### Stored data
━━━━
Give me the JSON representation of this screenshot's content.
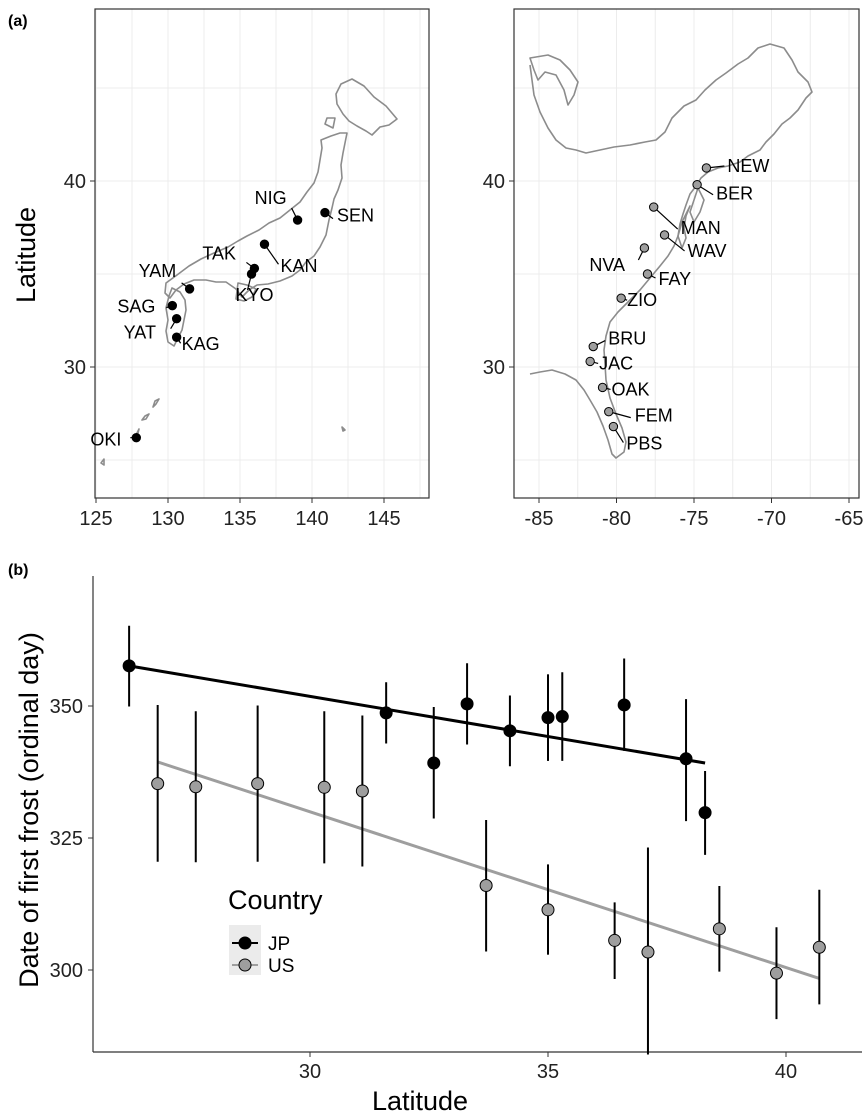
{
  "panels": {
    "a_label": "(a)",
    "b_label": "(b)"
  },
  "chart_data": [
    {
      "type": "scatter",
      "title": "",
      "xlabel": "",
      "ylabel": "Latitude",
      "xlim": [
        123,
        148
      ],
      "ylim": [
        22,
        50
      ],
      "xticks": [
        "125",
        "130",
        "135",
        "140",
        "145"
      ],
      "yticks": [
        "30",
        "40"
      ],
      "grid": true,
      "map_region": "Japan",
      "marker_color": "#000000",
      "sites": [
        {
          "label": "NIG",
          "lon": 139.0,
          "lat": 37.9
        },
        {
          "label": "SEN",
          "lon": 140.9,
          "lat": 38.3
        },
        {
          "label": "TAK",
          "lon": 136.0,
          "lat": 35.3
        },
        {
          "label": "KAN",
          "lon": 136.7,
          "lat": 36.6
        },
        {
          "label": "KYO",
          "lon": 135.8,
          "lat": 35.0
        },
        {
          "label": "YAM",
          "lon": 131.5,
          "lat": 34.2
        },
        {
          "label": "SAG",
          "lon": 130.3,
          "lat": 33.3
        },
        {
          "label": "YAT",
          "lon": 130.6,
          "lat": 32.6
        },
        {
          "label": "KAG",
          "lon": 130.6,
          "lat": 31.6
        },
        {
          "label": "OKI",
          "lon": 127.8,
          "lat": 26.2
        }
      ]
    },
    {
      "type": "scatter",
      "title": "",
      "xlabel": "",
      "ylabel": "",
      "xlim": [
        -88,
        -64
      ],
      "ylim": [
        22,
        50
      ],
      "xticks": [
        "-85",
        "-80",
        "-75",
        "-70",
        "-65"
      ],
      "yticks": [
        "30",
        "40"
      ],
      "grid": true,
      "map_region": "Eastern United States",
      "marker_color": "#9e9e9e",
      "sites": [
        {
          "label": "NEW",
          "lon": -74.2,
          "lat": 40.7
        },
        {
          "label": "BER",
          "lon": -74.8,
          "lat": 39.8
        },
        {
          "label": "MAN",
          "lon": -77.6,
          "lat": 38.6
        },
        {
          "label": "WAV",
          "lon": -76.9,
          "lat": 37.1
        },
        {
          "label": "NVA",
          "lon": -78.2,
          "lat": 36.4
        },
        {
          "label": "FAY",
          "lon": -78.0,
          "lat": 35.0
        },
        {
          "label": "ZIO",
          "lon": -79.7,
          "lat": 33.7
        },
        {
          "label": "BRU",
          "lon": -81.5,
          "lat": 31.1
        },
        {
          "label": "JAC",
          "lon": -81.7,
          "lat": 30.3
        },
        {
          "label": "OAK",
          "lon": -80.9,
          "lat": 28.9
        },
        {
          "label": "FEM",
          "lon": -80.5,
          "lat": 27.6
        },
        {
          "label": "PBS",
          "lon": -80.2,
          "lat": 26.8
        }
      ]
    },
    {
      "type": "scatter",
      "title": "",
      "xlabel": "Latitude",
      "ylabel": "Date of first frost (ordinal day)",
      "xlim": [
        25.6,
        41.3
      ],
      "ylim": [
        283,
        368
      ],
      "xticks": [
        "30",
        "35",
        "40"
      ],
      "yticks": [
        "300",
        "325",
        "350"
      ],
      "grid": false,
      "legend": {
        "title": "Country",
        "position": "bottom-left"
      },
      "series": [
        {
          "name": "JP",
          "color": "#000000",
          "trend": {
            "x": [
              26.2,
              38.3
            ],
            "y": [
              357.6,
              339.2
            ]
          },
          "points": [
            {
              "x": 26.2,
              "y": 357.6,
              "lo": 349.9,
              "hi": 365.2
            },
            {
              "x": 31.6,
              "y": 348.7,
              "lo": 342.9,
              "hi": 354.5
            },
            {
              "x": 32.6,
              "y": 339.2,
              "lo": 328.7,
              "hi": 349.8
            },
            {
              "x": 33.3,
              "y": 350.4,
              "lo": 342.7,
              "hi": 358.1
            },
            {
              "x": 34.2,
              "y": 345.3,
              "lo": 338.6,
              "hi": 352.0
            },
            {
              "x": 35.0,
              "y": 347.8,
              "lo": 339.6,
              "hi": 356.0
            },
            {
              "x": 35.3,
              "y": 348.0,
              "lo": 339.6,
              "hi": 356.4
            },
            {
              "x": 36.6,
              "y": 350.2,
              "lo": 341.5,
              "hi": 359.0
            },
            {
              "x": 37.9,
              "y": 340.0,
              "lo": 328.2,
              "hi": 351.3
            },
            {
              "x": 38.3,
              "y": 329.8,
              "lo": 321.8,
              "hi": 337.7
            }
          ]
        },
        {
          "name": "US",
          "color": "#9e9e9e",
          "trend": {
            "x": [
              26.8,
              40.7
            ],
            "y": [
              339.4,
              298.4
            ]
          },
          "points": [
            {
              "x": 26.8,
              "y": 335.3,
              "lo": 320.5,
              "hi": 350.2
            },
            {
              "x": 27.6,
              "y": 334.7,
              "lo": 320.4,
              "hi": 349.0
            },
            {
              "x": 28.9,
              "y": 335.3,
              "lo": 320.5,
              "hi": 350.1
            },
            {
              "x": 30.3,
              "y": 334.6,
              "lo": 320.2,
              "hi": 349.0
            },
            {
              "x": 31.1,
              "y": 333.9,
              "lo": 319.6,
              "hi": 348.2
            },
            {
              "x": 33.7,
              "y": 316.0,
              "lo": 303.5,
              "hi": 328.4
            },
            {
              "x": 35.0,
              "y": 311.4,
              "lo": 302.9,
              "hi": 320.0
            },
            {
              "x": 36.4,
              "y": 305.6,
              "lo": 298.3,
              "hi": 312.8
            },
            {
              "x": 37.1,
              "y": 303.4,
              "lo": 284.0,
              "hi": 323.2
            },
            {
              "x": 38.6,
              "y": 307.8,
              "lo": 299.7,
              "hi": 315.9
            },
            {
              "x": 39.8,
              "y": 299.4,
              "lo": 290.7,
              "hi": 308.1
            },
            {
              "x": 40.7,
              "y": 304.3,
              "lo": 293.5,
              "hi": 315.2
            }
          ]
        }
      ]
    }
  ]
}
━━━━
Leave out the pictures and retype every line above exactly.

Give me the JSON representation of this screenshot's content.
{
  "panels": {
    "a_label": "(a)",
    "b_label": "(b)"
  },
  "chart_data": [
    {
      "type": "scatter",
      "title": "",
      "xlabel": "",
      "ylabel": "Latitude",
      "xlim": [
        123,
        148
      ],
      "ylim": [
        22,
        50
      ],
      "xticks": [
        "125",
        "130",
        "135",
        "140",
        "145"
      ],
      "yticks": [
        "30",
        "40"
      ],
      "grid": true,
      "map_region": "Japan",
      "marker_color": "#000000",
      "sites": [
        {
          "label": "NIG",
          "lon": 139.0,
          "lat": 37.9
        },
        {
          "label": "SEN",
          "lon": 140.9,
          "lat": 38.3
        },
        {
          "label": "TAK",
          "lon": 136.0,
          "lat": 35.3
        },
        {
          "label": "KAN",
          "lon": 136.7,
          "lat": 36.6
        },
        {
          "label": "KYO",
          "lon": 135.8,
          "lat": 35.0
        },
        {
          "label": "YAM",
          "lon": 131.5,
          "lat": 34.2
        },
        {
          "label": "SAG",
          "lon": 130.3,
          "lat": 33.3
        },
        {
          "label": "YAT",
          "lon": 130.6,
          "lat": 32.6
        },
        {
          "label": "KAG",
          "lon": 130.6,
          "lat": 31.6
        },
        {
          "label": "OKI",
          "lon": 127.8,
          "lat": 26.2
        }
      ]
    },
    {
      "type": "scatter",
      "title": "",
      "xlabel": "",
      "ylabel": "",
      "xlim": [
        -88,
        -64
      ],
      "ylim": [
        22,
        50
      ],
      "xticks": [
        "-85",
        "-80",
        "-75",
        "-70",
        "-65"
      ],
      "yticks": [
        "30",
        "40"
      ],
      "grid": true,
      "map_region": "Eastern United States",
      "marker_color": "#9e9e9e",
      "sites": [
        {
          "label": "NEW",
          "lon": -74.2,
          "lat": 40.7
        },
        {
          "label": "BER",
          "lon": -74.8,
          "lat": 39.8
        },
        {
          "label": "MAN",
          "lon": -77.6,
          "lat": 38.6
        },
        {
          "label": "WAV",
          "lon": -76.9,
          "lat": 37.1
        },
        {
          "label": "NVA",
          "lon": -78.2,
          "lat": 36.4
        },
        {
          "label": "FAY",
          "lon": -78.0,
          "lat": 35.0
        },
        {
          "label": "ZIO",
          "lon": -79.7,
          "lat": 33.7
        },
        {
          "label": "BRU",
          "lon": -81.5,
          "lat": 31.1
        },
        {
          "label": "JAC",
          "lon": -81.7,
          "lat": 30.3
        },
        {
          "label": "OAK",
          "lon": -80.9,
          "lat": 28.9
        },
        {
          "label": "FEM",
          "lon": -80.5,
          "lat": 27.6
        },
        {
          "label": "PBS",
          "lon": -80.2,
          "lat": 26.8
        }
      ]
    },
    {
      "type": "scatter",
      "title": "",
      "xlabel": "Latitude",
      "ylabel": "Date of first frost (ordinal day)",
      "xlim": [
        25.6,
        41.3
      ],
      "ylim": [
        283,
        368
      ],
      "xticks": [
        "30",
        "35",
        "40"
      ],
      "yticks": [
        "300",
        "325",
        "350"
      ],
      "grid": false,
      "legend": {
        "title": "Country",
        "position": "bottom-left"
      },
      "series": [
        {
          "name": "JP",
          "color": "#000000",
          "trend": {
            "x": [
              26.2,
              38.3
            ],
            "y": [
              357.6,
              339.2
            ]
          },
          "points": [
            {
              "x": 26.2,
              "y": 357.6,
              "lo": 349.9,
              "hi": 365.2
            },
            {
              "x": 31.6,
              "y": 348.7,
              "lo": 342.9,
              "hi": 354.5
            },
            {
              "x": 32.6,
              "y": 339.2,
              "lo": 328.7,
              "hi": 349.8
            },
            {
              "x": 33.3,
              "y": 350.4,
              "lo": 342.7,
              "hi": 358.1
            },
            {
              "x": 34.2,
              "y": 345.3,
              "lo": 338.6,
              "hi": 352.0
            },
            {
              "x": 35.0,
              "y": 347.8,
              "lo": 339.6,
              "hi": 356.0
            },
            {
              "x": 35.3,
              "y": 348.0,
              "lo": 339.6,
              "hi": 356.4
            },
            {
              "x": 36.6,
              "y": 350.2,
              "lo": 341.5,
              "hi": 359.0
            },
            {
              "x": 37.9,
              "y": 340.0,
              "lo": 328.2,
              "hi": 351.3
            },
            {
              "x": 38.3,
              "y": 329.8,
              "lo": 321.8,
              "hi": 337.7
            }
          ]
        },
        {
          "name": "US",
          "color": "#9e9e9e",
          "trend": {
            "x": [
              26.8,
              40.7
            ],
            "y": [
              339.4,
              298.4
            ]
          },
          "points": [
            {
              "x": 26.8,
              "y": 335.3,
              "lo": 320.5,
              "hi": 350.2
            },
            {
              "x": 27.6,
              "y": 334.7,
              "lo": 320.4,
              "hi": 349.0
            },
            {
              "x": 28.9,
              "y": 335.3,
              "lo": 320.5,
              "hi": 350.1
            },
            {
              "x": 30.3,
              "y": 334.6,
              "lo": 320.2,
              "hi": 349.0
            },
            {
              "x": 31.1,
              "y": 333.9,
              "lo": 319.6,
              "hi": 348.2
            },
            {
              "x": 33.7,
              "y": 316.0,
              "lo": 303.5,
              "hi": 328.4
            },
            {
              "x": 35.0,
              "y": 311.4,
              "lo": 302.9,
              "hi": 320.0
            },
            {
              "x": 36.4,
              "y": 305.6,
              "lo": 298.3,
              "hi": 312.8
            },
            {
              "x": 37.1,
              "y": 303.4,
              "lo": 284.0,
              "hi": 323.2
            },
            {
              "x": 38.6,
              "y": 307.8,
              "lo": 299.7,
              "hi": 315.9
            },
            {
              "x": 39.8,
              "y": 299.4,
              "lo": 290.7,
              "hi": 308.1
            },
            {
              "x": 40.7,
              "y": 304.3,
              "lo": 293.5,
              "hi": 315.2
            }
          ]
        }
      ]
    }
  ]
}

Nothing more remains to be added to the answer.